• [Given instruction]
Transcribe every record that appears below, exactly and in full.

* START Given entries *

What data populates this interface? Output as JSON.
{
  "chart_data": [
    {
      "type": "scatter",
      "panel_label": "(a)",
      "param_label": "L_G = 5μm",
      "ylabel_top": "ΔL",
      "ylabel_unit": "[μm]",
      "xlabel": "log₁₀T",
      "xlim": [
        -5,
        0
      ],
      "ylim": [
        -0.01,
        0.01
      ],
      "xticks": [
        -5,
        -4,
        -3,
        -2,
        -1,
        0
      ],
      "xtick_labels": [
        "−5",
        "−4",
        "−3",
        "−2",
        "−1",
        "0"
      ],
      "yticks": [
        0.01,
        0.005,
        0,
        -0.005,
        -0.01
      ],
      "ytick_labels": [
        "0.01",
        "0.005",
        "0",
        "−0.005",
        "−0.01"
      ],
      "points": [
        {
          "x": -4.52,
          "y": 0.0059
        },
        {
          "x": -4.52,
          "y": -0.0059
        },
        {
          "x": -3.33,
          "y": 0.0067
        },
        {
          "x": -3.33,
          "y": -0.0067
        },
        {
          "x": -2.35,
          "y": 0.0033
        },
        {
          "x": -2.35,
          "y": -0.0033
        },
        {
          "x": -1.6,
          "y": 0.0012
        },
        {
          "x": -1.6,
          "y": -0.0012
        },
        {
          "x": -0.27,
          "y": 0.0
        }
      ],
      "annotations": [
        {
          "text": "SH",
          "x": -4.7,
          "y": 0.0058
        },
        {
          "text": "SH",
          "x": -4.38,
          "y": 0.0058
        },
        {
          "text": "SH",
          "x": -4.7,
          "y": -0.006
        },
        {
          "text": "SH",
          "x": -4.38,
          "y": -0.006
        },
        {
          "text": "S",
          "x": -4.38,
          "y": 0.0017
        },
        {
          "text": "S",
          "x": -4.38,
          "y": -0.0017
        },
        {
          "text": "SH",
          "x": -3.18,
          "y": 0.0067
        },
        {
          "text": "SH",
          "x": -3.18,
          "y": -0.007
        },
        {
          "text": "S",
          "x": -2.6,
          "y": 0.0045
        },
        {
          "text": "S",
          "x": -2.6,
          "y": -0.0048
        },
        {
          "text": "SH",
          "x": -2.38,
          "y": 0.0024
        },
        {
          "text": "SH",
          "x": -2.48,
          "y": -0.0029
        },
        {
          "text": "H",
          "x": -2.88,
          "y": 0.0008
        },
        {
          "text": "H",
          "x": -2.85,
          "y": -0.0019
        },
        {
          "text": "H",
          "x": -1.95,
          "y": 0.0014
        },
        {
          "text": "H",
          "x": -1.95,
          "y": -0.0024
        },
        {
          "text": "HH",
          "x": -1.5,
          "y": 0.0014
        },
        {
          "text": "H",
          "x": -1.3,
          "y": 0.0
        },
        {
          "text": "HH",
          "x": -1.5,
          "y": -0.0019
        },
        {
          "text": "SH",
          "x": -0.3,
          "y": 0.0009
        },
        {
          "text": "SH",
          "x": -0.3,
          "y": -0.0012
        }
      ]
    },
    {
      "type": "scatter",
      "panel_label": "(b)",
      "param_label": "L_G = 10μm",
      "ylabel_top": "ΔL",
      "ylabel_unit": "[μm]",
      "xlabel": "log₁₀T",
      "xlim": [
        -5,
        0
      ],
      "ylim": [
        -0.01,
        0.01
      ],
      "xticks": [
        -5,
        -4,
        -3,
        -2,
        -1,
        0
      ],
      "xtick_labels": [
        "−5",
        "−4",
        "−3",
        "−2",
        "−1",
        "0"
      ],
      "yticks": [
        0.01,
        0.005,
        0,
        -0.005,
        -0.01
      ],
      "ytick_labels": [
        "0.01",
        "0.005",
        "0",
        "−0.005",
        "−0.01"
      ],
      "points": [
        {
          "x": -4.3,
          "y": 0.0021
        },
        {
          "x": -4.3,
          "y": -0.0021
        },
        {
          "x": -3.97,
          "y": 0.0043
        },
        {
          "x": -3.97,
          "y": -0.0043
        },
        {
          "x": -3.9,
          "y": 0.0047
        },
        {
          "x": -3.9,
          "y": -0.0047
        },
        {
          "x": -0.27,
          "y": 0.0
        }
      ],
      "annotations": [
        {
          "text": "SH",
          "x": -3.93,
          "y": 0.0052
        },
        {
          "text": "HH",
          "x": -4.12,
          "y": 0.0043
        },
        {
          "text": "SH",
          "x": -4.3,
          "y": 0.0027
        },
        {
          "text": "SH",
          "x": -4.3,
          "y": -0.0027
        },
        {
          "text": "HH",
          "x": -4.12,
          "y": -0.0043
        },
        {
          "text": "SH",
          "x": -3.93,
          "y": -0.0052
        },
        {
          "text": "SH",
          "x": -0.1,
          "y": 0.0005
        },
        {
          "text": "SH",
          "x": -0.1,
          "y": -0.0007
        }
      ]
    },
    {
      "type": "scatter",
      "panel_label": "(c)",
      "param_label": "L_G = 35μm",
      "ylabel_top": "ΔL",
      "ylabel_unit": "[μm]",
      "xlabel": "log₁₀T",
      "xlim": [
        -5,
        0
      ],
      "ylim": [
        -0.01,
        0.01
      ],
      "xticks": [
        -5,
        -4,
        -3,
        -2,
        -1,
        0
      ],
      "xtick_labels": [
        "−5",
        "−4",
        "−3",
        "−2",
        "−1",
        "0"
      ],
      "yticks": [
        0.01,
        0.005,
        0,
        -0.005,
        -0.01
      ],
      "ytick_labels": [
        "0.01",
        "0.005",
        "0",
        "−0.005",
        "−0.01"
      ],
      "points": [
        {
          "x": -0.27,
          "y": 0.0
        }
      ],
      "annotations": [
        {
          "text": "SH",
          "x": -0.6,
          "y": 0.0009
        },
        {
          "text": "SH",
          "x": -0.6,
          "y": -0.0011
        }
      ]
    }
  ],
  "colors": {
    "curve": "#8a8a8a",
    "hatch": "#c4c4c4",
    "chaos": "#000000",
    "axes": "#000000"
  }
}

* END Given entries *

• [The result]
What data populates this interface? Output as JSON.
{
  "chart_data": [
    {
      "type": "scatter",
      "panel_label": "(a)",
      "param_label": "L_G = 5μm",
      "ylabel_top": "ΔL",
      "ylabel_unit": "[μm]",
      "xlabel": "log₁₀T",
      "xlim": [
        -5,
        0
      ],
      "ylim": [
        -0.01,
        0.01
      ],
      "xticks": [
        -5,
        -4,
        -3,
        -2,
        -1,
        0
      ],
      "xtick_labels": [
        "−5",
        "−4",
        "−3",
        "−2",
        "−1",
        "0"
      ],
      "yticks": [
        0.01,
        0.005,
        0,
        -0.005,
        -0.01
      ],
      "ytick_labels": [
        "0.01",
        "0.005",
        "0",
        "−0.005",
        "−0.01"
      ],
      "points": [
        {
          "x": -4.52,
          "y": 0.0059
        },
        {
          "x": -4.52,
          "y": -0.0059
        },
        {
          "x": -3.33,
          "y": 0.0067
        },
        {
          "x": -3.33,
          "y": -0.0067
        },
        {
          "x": -2.35,
          "y": 0.0033
        },
        {
          "x": -2.35,
          "y": -0.0033
        },
        {
          "x": -1.6,
          "y": 0.0012
        },
        {
          "x": -1.6,
          "y": -0.0012
        },
        {
          "x": -0.27,
          "y": 0.0
        }
      ],
      "annotations": [
        {
          "text": "SH",
          "x": -4.7,
          "y": 0.0058
        },
        {
          "text": "SH",
          "x": -4.38,
          "y": 0.0058
        },
        {
          "text": "SH",
          "x": -4.7,
          "y": -0.006
        },
        {
          "text": "SH",
          "x": -4.38,
          "y": -0.006
        },
        {
          "text": "S",
          "x": -4.38,
          "y": 0.0017
        },
        {
          "text": "S",
          "x": -4.38,
          "y": -0.0017
        },
        {
          "text": "SH",
          "x": -3.18,
          "y": 0.0067
        },
        {
          "text": "SH",
          "x": -3.18,
          "y": -0.007
        },
        {
          "text": "S",
          "x": -2.6,
          "y": 0.0045
        },
        {
          "text": "S",
          "x": -2.6,
          "y": -0.0048
        },
        {
          "text": "SH",
          "x": -2.38,
          "y": 0.0024
        },
        {
          "text": "SH",
          "x": -2.48,
          "y": -0.0029
        },
        {
          "text": "H",
          "x": -2.88,
          "y": 0.0008
        },
        {
          "text": "H",
          "x": -2.85,
          "y": -0.0019
        },
        {
          "text": "H",
          "x": -1.95,
          "y": 0.0014
        },
        {
          "text": "H",
          "x": -1.95,
          "y": -0.0024
        },
        {
          "text": "HH",
          "x": -1.5,
          "y": 0.0014
        },
        {
          "text": "H",
          "x": -1.3,
          "y": 0.0
        },
        {
          "text": "HH",
          "x": -1.5,
          "y": -0.0019
        },
        {
          "text": "SH",
          "x": -0.3,
          "y": 0.0009
        },
        {
          "text": "SH",
          "x": -0.3,
          "y": -0.0012
        }
      ]
    },
    {
      "type": "scatter",
      "panel_label": "(b)",
      "param_label": "L_G = 10μm",
      "ylabel_top": "ΔL",
      "ylabel_unit": "[μm]",
      "xlabel": "log₁₀T",
      "xlim": [
        -5,
        0
      ],
      "ylim": [
        -0.01,
        0.01
      ],
      "xticks": [
        -5,
        -4,
        -3,
        -2,
        -1,
        0
      ],
      "xtick_labels": [
        "−5",
        "−4",
        "−3",
        "−2",
        "−1",
        "0"
      ],
      "yticks": [
        0.01,
        0.005,
        0,
        -0.005,
        -0.01
      ],
      "ytick_labels": [
        "0.01",
        "0.005",
        "0",
        "−0.005",
        "−0.01"
      ],
      "points": [
        {
          "x": -4.3,
          "y": 0.0021
        },
        {
          "x": -4.3,
          "y": -0.0021
        },
        {
          "x": -3.97,
          "y": 0.0043
        },
        {
          "x": -3.97,
          "y": -0.0043
        },
        {
          "x": -3.9,
          "y": 0.0047
        },
        {
          "x": -3.9,
          "y": -0.0047
        },
        {
          "x": -0.27,
          "y": 0.0
        }
      ],
      "annotations": [
        {
          "text": "SH",
          "x": -3.93,
          "y": 0.0052
        },
        {
          "text": "HH",
          "x": -4.12,
          "y": 0.0043
        },
        {
          "text": "SH",
          "x": -4.3,
          "y": 0.0027
        },
        {
          "text": "SH",
          "x": -4.3,
          "y": -0.0027
        },
        {
          "text": "HH",
          "x": -4.12,
          "y": -0.0043
        },
        {
          "text": "SH",
          "x": -3.93,
          "y": -0.0052
        },
        {
          "text": "SH",
          "x": -0.1,
          "y": 0.0005
        },
        {
          "text": "SH",
          "x": -0.1,
          "y": -0.0007
        }
      ]
    },
    {
      "type": "scatter",
      "panel_label": "(c)",
      "param_label": "L_G = 35μm",
      "ylabel_top": "ΔL",
      "ylabel_unit": "[μm]",
      "xlabel": "log₁₀T",
      "xlim": [
        -5,
        0
      ],
      "ylim": [
        -0.01,
        0.01
      ],
      "xticks": [
        -5,
        -4,
        -3,
        -2,
        -1,
        0
      ],
      "xtick_labels": [
        "−5",
        "−4",
        "−3",
        "−2",
        "−1",
        "0"
      ],
      "yticks": [
        0.01,
        0.005,
        0,
        -0.005,
        -0.01
      ],
      "ytick_labels": [
        "0.01",
        "0.005",
        "0",
        "−0.005",
        "−0.01"
      ],
      "points": [
        {
          "x": -0.27,
          "y": 0.0
        }
      ],
      "annotations": [
        {
          "text": "SH",
          "x": -0.6,
          "y": 0.0009
        },
        {
          "text": "SH",
          "x": -0.6,
          "y": -0.0011
        }
      ]
    }
  ],
  "colors": {
    "curve": "#8a8a8a",
    "hatch": "#c4c4c4",
    "chaos": "#000000",
    "axes": "#000000"
  }
}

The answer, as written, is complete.